### [Requirement]
Copy out every line of the listing below word for word, leaving out the pictures.

------------------------------------------------------------------------

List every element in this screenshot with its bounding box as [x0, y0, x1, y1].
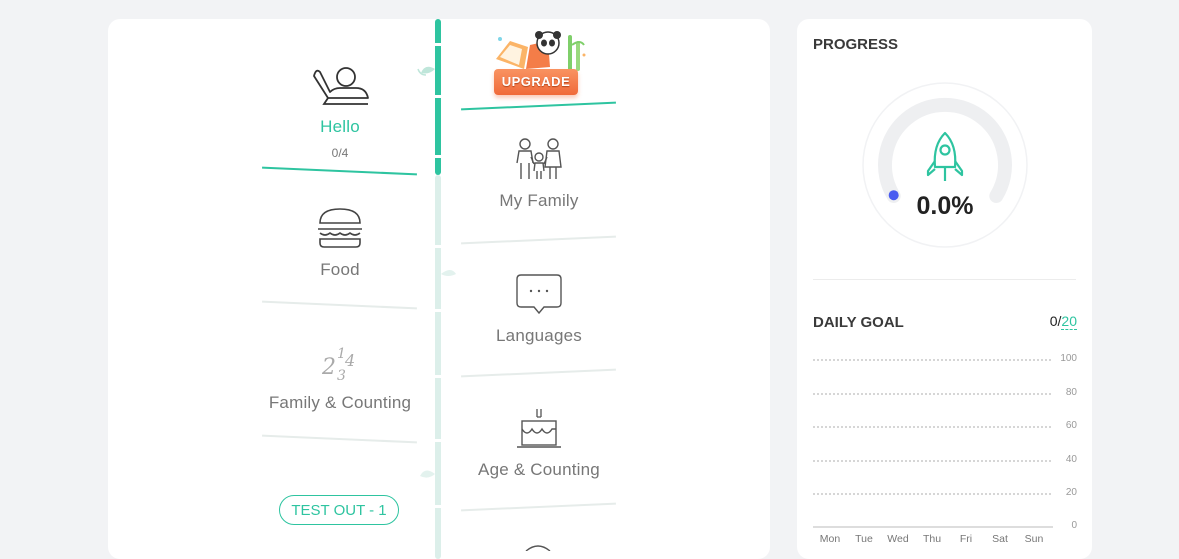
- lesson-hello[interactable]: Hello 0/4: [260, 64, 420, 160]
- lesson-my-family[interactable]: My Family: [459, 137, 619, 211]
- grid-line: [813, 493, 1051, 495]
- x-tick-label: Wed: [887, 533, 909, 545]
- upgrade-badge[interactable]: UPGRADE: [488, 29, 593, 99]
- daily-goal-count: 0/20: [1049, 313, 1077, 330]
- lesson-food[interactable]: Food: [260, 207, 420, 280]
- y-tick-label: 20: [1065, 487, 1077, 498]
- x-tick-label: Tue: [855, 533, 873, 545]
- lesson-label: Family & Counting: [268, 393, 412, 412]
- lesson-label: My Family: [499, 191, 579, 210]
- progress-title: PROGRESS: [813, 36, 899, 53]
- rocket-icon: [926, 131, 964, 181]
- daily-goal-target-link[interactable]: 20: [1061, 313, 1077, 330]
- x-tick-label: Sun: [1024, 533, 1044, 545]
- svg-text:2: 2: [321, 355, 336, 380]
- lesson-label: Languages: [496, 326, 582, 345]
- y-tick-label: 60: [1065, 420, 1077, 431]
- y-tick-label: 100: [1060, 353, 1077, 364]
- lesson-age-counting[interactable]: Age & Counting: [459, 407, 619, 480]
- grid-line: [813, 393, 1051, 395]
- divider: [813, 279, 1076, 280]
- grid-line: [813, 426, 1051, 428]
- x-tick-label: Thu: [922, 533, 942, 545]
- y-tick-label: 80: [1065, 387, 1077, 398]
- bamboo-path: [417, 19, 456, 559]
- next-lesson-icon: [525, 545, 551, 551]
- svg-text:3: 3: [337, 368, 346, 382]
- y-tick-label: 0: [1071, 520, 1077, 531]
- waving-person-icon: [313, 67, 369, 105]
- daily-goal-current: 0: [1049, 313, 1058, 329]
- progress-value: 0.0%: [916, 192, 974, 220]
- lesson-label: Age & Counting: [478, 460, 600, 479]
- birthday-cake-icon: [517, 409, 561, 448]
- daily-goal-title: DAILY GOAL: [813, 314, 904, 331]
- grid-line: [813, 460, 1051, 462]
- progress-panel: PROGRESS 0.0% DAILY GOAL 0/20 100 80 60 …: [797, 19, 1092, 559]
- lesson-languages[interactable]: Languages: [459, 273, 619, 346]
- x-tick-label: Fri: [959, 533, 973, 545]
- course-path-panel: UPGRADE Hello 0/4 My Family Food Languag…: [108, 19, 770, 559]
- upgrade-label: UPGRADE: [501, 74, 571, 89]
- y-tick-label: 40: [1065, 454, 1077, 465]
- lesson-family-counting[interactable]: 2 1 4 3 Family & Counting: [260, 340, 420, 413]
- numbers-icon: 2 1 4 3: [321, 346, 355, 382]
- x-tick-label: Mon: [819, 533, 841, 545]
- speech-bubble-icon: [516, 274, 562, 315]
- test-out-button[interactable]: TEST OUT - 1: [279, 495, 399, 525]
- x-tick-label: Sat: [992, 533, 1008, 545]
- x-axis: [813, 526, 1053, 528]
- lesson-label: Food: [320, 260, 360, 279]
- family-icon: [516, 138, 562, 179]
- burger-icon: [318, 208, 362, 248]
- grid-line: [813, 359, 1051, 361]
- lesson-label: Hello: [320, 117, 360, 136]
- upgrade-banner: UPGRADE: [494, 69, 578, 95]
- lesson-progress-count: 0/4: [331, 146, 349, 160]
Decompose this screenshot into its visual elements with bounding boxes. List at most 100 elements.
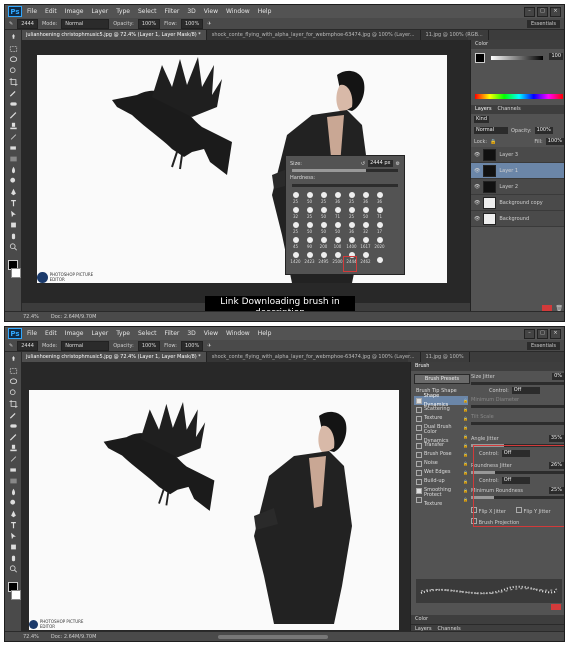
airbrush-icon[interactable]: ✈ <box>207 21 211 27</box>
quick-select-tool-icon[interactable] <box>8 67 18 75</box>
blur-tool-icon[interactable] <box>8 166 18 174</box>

------------------------------------------------------------------------

### [Exercise response]
List every element in this screenshot with its bounding box as [x0, y0, x1, y1].
- lesson-hello[interactable]: Hello 0/4: [260, 64, 420, 160]
- lesson-my-family[interactable]: My Family: [459, 137, 619, 211]
- grid-line: [813, 493, 1051, 495]
- x-tick-label: Wed: [887, 533, 909, 545]
- upgrade-badge[interactable]: UPGRADE: [488, 29, 593, 99]
- daily-goal-count: 0/20: [1049, 313, 1077, 330]
- lesson-food[interactable]: Food: [260, 207, 420, 280]
- y-tick-label: 20: [1065, 487, 1077, 498]
- x-tick-label: Tue: [855, 533, 873, 545]
- lesson-label: Family & Counting: [268, 393, 412, 412]
- lesson-label: My Family: [499, 191, 579, 210]
- progress-title: PROGRESS: [813, 36, 899, 53]
- rocket-icon: [926, 131, 964, 181]
- daily-goal-target-link[interactable]: 20: [1061, 313, 1077, 330]
- x-tick-label: Sun: [1024, 533, 1044, 545]
- svg-text:2: 2: [321, 355, 336, 380]
- lesson-label: Languages: [496, 326, 582, 345]
- y-tick-label: 60: [1065, 420, 1077, 431]
- y-tick-label: 100: [1060, 353, 1077, 364]
- lesson-age-counting[interactable]: Age & Counting: [459, 407, 619, 480]
- grid-line: [813, 393, 1051, 395]
- divider: [813, 279, 1076, 280]
- grid-line: [813, 426, 1051, 428]
- x-tick-label: Thu: [922, 533, 942, 545]
- y-tick-label: 80: [1065, 387, 1077, 398]
- bamboo-path: [417, 19, 456, 559]
- next-lesson-icon: [525, 545, 551, 551]
- svg-text:3: 3: [337, 368, 346, 382]
- y-tick-label: 0: [1071, 520, 1077, 531]
- waving-person-icon: [313, 67, 369, 105]
- daily-goal-current: 0: [1049, 313, 1058, 329]
- progress-value: 0.0%: [916, 192, 974, 220]
- lesson-label: Age & Counting: [478, 460, 600, 479]
- birthday-cake-icon: [517, 409, 561, 448]
- daily-goal-title: DAILY GOAL: [813, 314, 904, 331]
- grid-line: [813, 460, 1051, 462]
- progress-panel: PROGRESS 0.0% DAILY GOAL 0/20 100 80 60 …: [797, 19, 1092, 559]
- lesson-languages[interactable]: Languages: [459, 273, 619, 346]
- x-tick-label: Fri: [959, 533, 973, 545]
- course-path-panel: UPGRADE Hello 0/4 My Family Food Languag…: [108, 19, 770, 559]
- upgrade-label: UPGRADE: [501, 74, 571, 89]
- y-tick-label: 40: [1065, 454, 1077, 465]
- lesson-family-counting[interactable]: 2 1 4 3 Family & Counting: [260, 340, 420, 413]
- numbers-icon: 2 1 4 3: [321, 346, 355, 382]
- x-tick-label: Mon: [819, 533, 841, 545]
- speech-bubble-icon: [516, 274, 562, 315]
- test-out-button[interactable]: TEST OUT - 1: [279, 495, 399, 525]
- x-tick-label: Sat: [992, 533, 1008, 545]
- x-axis: [813, 526, 1053, 528]
- lesson-label: Food: [320, 260, 360, 279]
- family-icon: [516, 138, 562, 179]
- burger-icon: [318, 208, 362, 248]
- grid-line: [813, 359, 1051, 361]
- lesson-label: Hello: [320, 117, 360, 136]
- upgrade-banner: UPGRADE: [494, 69, 578, 95]
- lesson-progress-count: 0/4: [331, 146, 349, 160]
Decompose this screenshot into its visual elements with bounding boxes. List at most 100 elements.
airbrush-icon[interactable]: ✈ <box>207 21 211 27</box>
quick-select-tool-icon[interactable] <box>8 67 18 75</box>
blur-tool-icon[interactable] <box>8 166 18 174</box>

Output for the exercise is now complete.